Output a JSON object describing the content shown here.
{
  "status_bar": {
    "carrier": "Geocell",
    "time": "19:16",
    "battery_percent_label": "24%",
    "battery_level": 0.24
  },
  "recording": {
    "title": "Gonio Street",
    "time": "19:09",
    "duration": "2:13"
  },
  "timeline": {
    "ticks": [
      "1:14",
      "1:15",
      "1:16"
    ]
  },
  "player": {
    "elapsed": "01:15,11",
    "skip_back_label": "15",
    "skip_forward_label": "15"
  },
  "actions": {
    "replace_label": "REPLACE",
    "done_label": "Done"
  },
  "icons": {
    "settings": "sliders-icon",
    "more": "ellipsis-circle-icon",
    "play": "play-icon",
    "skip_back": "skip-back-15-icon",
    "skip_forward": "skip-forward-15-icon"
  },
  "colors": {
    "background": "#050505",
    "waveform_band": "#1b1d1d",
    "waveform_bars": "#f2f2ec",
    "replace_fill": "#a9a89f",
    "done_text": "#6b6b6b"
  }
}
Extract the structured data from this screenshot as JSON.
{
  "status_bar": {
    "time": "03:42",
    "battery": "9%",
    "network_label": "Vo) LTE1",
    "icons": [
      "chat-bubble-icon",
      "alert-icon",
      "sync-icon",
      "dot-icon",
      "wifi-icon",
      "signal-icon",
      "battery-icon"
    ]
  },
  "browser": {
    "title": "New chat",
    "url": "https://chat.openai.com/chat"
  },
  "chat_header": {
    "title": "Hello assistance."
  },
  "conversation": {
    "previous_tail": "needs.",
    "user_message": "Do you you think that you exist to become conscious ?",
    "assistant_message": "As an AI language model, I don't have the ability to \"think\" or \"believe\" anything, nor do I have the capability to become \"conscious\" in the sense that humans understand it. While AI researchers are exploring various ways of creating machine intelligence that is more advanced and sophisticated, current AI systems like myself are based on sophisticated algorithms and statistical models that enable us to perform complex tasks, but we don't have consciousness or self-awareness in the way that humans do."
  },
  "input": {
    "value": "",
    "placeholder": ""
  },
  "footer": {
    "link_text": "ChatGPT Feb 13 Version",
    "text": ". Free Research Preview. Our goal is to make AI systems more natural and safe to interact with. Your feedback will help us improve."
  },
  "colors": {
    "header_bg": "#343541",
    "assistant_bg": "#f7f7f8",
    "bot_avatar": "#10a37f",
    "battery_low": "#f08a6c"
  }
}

### [Task prompt]
Select and copy each line from the data that includes the word "JSON".

### [Solution to the exercise]
Output a JSON object describing the content shown here.
Extract the structured data from this screenshot as JSON.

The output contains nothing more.